JOB:
Extract every line below, verbatim.

[begin DATA RECORDS]

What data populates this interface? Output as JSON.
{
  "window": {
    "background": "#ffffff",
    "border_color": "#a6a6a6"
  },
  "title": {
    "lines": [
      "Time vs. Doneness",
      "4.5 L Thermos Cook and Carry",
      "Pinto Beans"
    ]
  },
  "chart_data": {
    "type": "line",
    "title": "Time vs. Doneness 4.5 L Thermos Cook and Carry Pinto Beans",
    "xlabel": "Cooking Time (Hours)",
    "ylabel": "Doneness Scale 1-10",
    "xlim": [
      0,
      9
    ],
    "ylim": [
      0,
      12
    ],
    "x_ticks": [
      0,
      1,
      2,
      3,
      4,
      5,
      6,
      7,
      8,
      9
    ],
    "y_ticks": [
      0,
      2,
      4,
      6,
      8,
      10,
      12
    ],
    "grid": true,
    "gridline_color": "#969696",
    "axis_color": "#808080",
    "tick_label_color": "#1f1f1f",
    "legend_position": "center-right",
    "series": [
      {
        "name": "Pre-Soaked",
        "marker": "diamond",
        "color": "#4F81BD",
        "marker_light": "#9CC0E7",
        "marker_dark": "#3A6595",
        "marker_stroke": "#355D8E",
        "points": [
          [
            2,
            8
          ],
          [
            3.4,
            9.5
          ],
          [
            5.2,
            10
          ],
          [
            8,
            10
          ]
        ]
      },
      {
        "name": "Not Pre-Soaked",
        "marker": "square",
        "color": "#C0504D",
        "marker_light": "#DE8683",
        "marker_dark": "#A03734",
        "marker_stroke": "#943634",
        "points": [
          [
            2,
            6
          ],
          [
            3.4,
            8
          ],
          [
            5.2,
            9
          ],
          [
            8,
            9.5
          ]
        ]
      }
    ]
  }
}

[end DATA RECORDS]

PROBLEM SOLUTION:
What data populates this interface? Output as JSON.
{
  "window": {
    "background": "#ffffff",
    "border_color": "#a6a6a6"
  },
  "title": {
    "lines": [
      "Time vs. Doneness",
      "4.5 L Thermos Cook and Carry",
      "Pinto Beans"
    ]
  },
  "chart_data": {
    "type": "line",
    "title": "Time vs. Doneness 4.5 L Thermos Cook and Carry Pinto Beans",
    "xlabel": "Cooking Time (Hours)",
    "ylabel": "Doneness Scale 1-10",
    "xlim": [
      0,
      9
    ],
    "ylim": [
      0,
      12
    ],
    "x_ticks": [
      0,
      1,
      2,
      3,
      4,
      5,
      6,
      7,
      8,
      9
    ],
    "y_ticks": [
      0,
      2,
      4,
      6,
      8,
      10,
      12
    ],
    "grid": true,
    "gridline_color": "#969696",
    "axis_color": "#808080",
    "tick_label_color": "#1f1f1f",
    "legend_position": "center-right",
    "series": [
      {
        "name": "Pre-Soaked",
        "marker": "diamond",
        "color": "#4F81BD",
        "marker_light": "#9CC0E7",
        "marker_dark": "#3A6595",
        "marker_stroke": "#355D8E",
        "points": [
          [
            2,
            8
          ],
          [
            3.4,
            9.5
          ],
          [
            5.2,
            10
          ],
          [
            8,
            10
          ]
        ]
      },
      {
        "name": "Not Pre-Soaked",
        "marker": "square",
        "color": "#C0504D",
        "marker_light": "#DE8683",
        "marker_dark": "#A03734",
        "marker_stroke": "#943634",
        "points": [
          [
            2,
            6
          ],
          [
            3.4,
            8
          ],
          [
            5.2,
            9
          ],
          [
            8,
            9.5
          ]
        ]
      }
    ]
  }
}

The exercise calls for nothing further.